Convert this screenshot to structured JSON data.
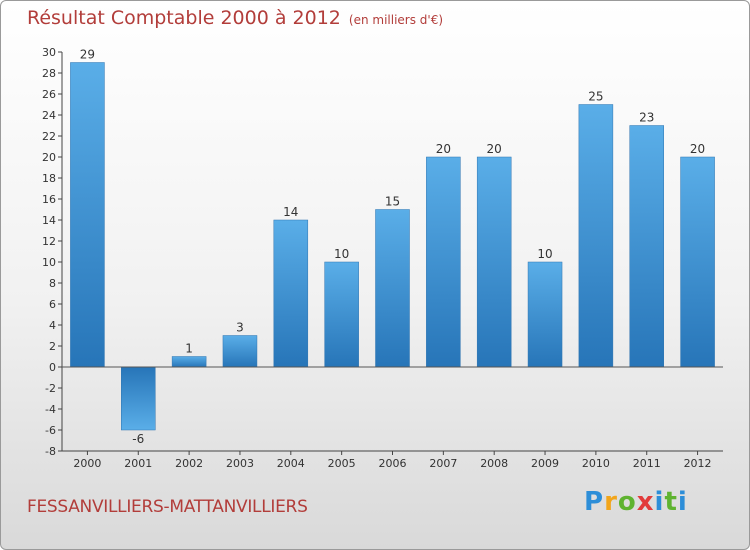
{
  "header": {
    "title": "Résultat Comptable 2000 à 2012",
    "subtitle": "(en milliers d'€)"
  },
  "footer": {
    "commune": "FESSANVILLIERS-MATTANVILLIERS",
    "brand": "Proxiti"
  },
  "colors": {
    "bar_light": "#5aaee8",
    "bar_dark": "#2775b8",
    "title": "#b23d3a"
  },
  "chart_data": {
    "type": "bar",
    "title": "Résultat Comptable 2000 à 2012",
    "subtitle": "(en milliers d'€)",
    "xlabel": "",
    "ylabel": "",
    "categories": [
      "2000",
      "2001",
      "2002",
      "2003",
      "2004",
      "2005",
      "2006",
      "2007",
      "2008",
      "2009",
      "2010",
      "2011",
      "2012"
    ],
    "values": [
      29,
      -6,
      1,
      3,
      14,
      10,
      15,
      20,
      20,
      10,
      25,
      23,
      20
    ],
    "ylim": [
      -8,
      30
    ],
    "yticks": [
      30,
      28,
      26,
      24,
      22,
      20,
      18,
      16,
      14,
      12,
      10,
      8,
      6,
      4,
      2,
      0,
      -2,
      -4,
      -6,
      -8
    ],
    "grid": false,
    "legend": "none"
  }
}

* AIM *
Output every entry verbatim. Pictures do not belong in the copy.

* REPLY TO THE EXERCISE *
Convert this screenshot to structured JSON data.
{
  "header": {
    "title": "Résultat Comptable 2000 à 2012",
    "subtitle": "(en milliers d'€)"
  },
  "footer": {
    "commune": "FESSANVILLIERS-MATTANVILLIERS",
    "brand": "Proxiti"
  },
  "colors": {
    "bar_light": "#5aaee8",
    "bar_dark": "#2775b8",
    "title": "#b23d3a"
  },
  "chart_data": {
    "type": "bar",
    "title": "Résultat Comptable 2000 à 2012",
    "subtitle": "(en milliers d'€)",
    "xlabel": "",
    "ylabel": "",
    "categories": [
      "2000",
      "2001",
      "2002",
      "2003",
      "2004",
      "2005",
      "2006",
      "2007",
      "2008",
      "2009",
      "2010",
      "2011",
      "2012"
    ],
    "values": [
      29,
      -6,
      1,
      3,
      14,
      10,
      15,
      20,
      20,
      10,
      25,
      23,
      20
    ],
    "ylim": [
      -8,
      30
    ],
    "yticks": [
      30,
      28,
      26,
      24,
      22,
      20,
      18,
      16,
      14,
      12,
      10,
      8,
      6,
      4,
      2,
      0,
      -2,
      -4,
      -6,
      -8
    ],
    "grid": false,
    "legend": "none"
  }
}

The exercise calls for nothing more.